(Figure data in JSON)
· · · ·
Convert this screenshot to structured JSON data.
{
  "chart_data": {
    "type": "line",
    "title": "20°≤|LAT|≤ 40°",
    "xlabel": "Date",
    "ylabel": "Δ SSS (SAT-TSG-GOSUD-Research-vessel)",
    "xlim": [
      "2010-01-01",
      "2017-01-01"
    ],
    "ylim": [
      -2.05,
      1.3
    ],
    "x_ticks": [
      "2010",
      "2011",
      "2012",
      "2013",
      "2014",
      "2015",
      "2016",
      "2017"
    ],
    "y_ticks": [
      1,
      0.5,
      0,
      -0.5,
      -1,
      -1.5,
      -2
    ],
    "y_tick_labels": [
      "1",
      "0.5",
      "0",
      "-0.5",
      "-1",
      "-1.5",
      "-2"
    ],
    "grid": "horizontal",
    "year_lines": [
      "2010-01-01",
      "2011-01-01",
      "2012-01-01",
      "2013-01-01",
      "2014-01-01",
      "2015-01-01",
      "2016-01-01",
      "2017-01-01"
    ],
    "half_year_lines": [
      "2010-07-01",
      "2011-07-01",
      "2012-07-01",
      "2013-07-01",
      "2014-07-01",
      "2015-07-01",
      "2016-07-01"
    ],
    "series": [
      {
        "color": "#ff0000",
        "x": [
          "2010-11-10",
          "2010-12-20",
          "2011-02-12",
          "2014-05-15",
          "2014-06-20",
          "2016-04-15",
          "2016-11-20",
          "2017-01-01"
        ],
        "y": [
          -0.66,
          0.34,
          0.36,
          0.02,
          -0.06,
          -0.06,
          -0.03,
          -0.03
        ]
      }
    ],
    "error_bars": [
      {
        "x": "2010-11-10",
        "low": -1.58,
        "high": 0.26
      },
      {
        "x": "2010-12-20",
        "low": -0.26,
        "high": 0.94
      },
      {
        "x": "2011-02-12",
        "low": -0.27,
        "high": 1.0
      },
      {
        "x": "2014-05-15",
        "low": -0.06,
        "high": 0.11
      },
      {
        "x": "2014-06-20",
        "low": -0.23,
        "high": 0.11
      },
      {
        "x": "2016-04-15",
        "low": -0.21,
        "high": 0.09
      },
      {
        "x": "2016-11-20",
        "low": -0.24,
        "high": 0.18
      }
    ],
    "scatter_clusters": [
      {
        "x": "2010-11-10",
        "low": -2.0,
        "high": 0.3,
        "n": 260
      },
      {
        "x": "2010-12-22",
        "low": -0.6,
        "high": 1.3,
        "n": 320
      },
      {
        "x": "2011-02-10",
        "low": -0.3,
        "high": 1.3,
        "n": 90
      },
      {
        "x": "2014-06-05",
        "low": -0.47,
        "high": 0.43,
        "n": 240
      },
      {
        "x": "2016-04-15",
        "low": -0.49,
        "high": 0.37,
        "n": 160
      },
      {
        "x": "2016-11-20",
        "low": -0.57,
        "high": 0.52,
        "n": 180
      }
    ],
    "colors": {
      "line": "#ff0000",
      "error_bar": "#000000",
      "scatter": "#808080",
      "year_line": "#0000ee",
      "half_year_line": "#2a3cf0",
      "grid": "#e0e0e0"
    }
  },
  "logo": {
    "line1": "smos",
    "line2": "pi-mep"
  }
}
· · · ·
Exercise instructions
Return all of the data precisely as it appears.

Complete output
Convert this screenshot to structured JSON data.
{
  "chart_data": {
    "type": "line",
    "title": "20°≤|LAT|≤ 40°",
    "xlabel": "Date",
    "ylabel": "Δ SSS (SAT-TSG-GOSUD-Research-vessel)",
    "xlim": [
      "2010-01-01",
      "2017-01-01"
    ],
    "ylim": [
      -2.05,
      1.3
    ],
    "x_ticks": [
      "2010",
      "2011",
      "2012",
      "2013",
      "2014",
      "2015",
      "2016",
      "2017"
    ],
    "y_ticks": [
      1,
      0.5,
      0,
      -0.5,
      -1,
      -1.5,
      -2
    ],
    "y_tick_labels": [
      "1",
      "0.5",
      "0",
      "-0.5",
      "-1",
      "-1.5",
      "-2"
    ],
    "grid": "horizontal",
    "year_lines": [
      "2010-01-01",
      "2011-01-01",
      "2012-01-01",
      "2013-01-01",
      "2014-01-01",
      "2015-01-01",
      "2016-01-01",
      "2017-01-01"
    ],
    "half_year_lines": [
      "2010-07-01",
      "2011-07-01",
      "2012-07-01",
      "2013-07-01",
      "2014-07-01",
      "2015-07-01",
      "2016-07-01"
    ],
    "series": [
      {
        "color": "#ff0000",
        "x": [
          "2010-11-10",
          "2010-12-20",
          "2011-02-12",
          "2014-05-15",
          "2014-06-20",
          "2016-04-15",
          "2016-11-20",
          "2017-01-01"
        ],
        "y": [
          -0.66,
          0.34,
          0.36,
          0.02,
          -0.06,
          -0.06,
          -0.03,
          -0.03
        ]
      }
    ],
    "error_bars": [
      {
        "x": "2010-11-10",
        "low": -1.58,
        "high": 0.26
      },
      {
        "x": "2010-12-20",
        "low": -0.26,
        "high": 0.94
      },
      {
        "x": "2011-02-12",
        "low": -0.27,
        "high": 1.0
      },
      {
        "x": "2014-05-15",
        "low": -0.06,
        "high": 0.11
      },
      {
        "x": "2014-06-20",
        "low": -0.23,
        "high": 0.11
      },
      {
        "x": "2016-04-15",
        "low": -0.21,
        "high": 0.09
      },
      {
        "x": "2016-11-20",
        "low": -0.24,
        "high": 0.18
      }
    ],
    "scatter_clusters": [
      {
        "x": "2010-11-10",
        "low": -2.0,
        "high": 0.3,
        "n": 260
      },
      {
        "x": "2010-12-22",
        "low": -0.6,
        "high": 1.3,
        "n": 320
      },
      {
        "x": "2011-02-10",
        "low": -0.3,
        "high": 1.3,
        "n": 90
      },
      {
        "x": "2014-06-05",
        "low": -0.47,
        "high": 0.43,
        "n": 240
      },
      {
        "x": "2016-04-15",
        "low": -0.49,
        "high": 0.37,
        "n": 160
      },
      {
        "x": "2016-11-20",
        "low": -0.57,
        "high": 0.52,
        "n": 180
      }
    ],
    "colors": {
      "line": "#ff0000",
      "error_bar": "#000000",
      "scatter": "#808080",
      "year_line": "#0000ee",
      "half_year_line": "#2a3cf0",
      "grid": "#e0e0e0"
    }
  },
  "logo": {
    "line1": "smos",
    "line2": "pi-mep"
  }
}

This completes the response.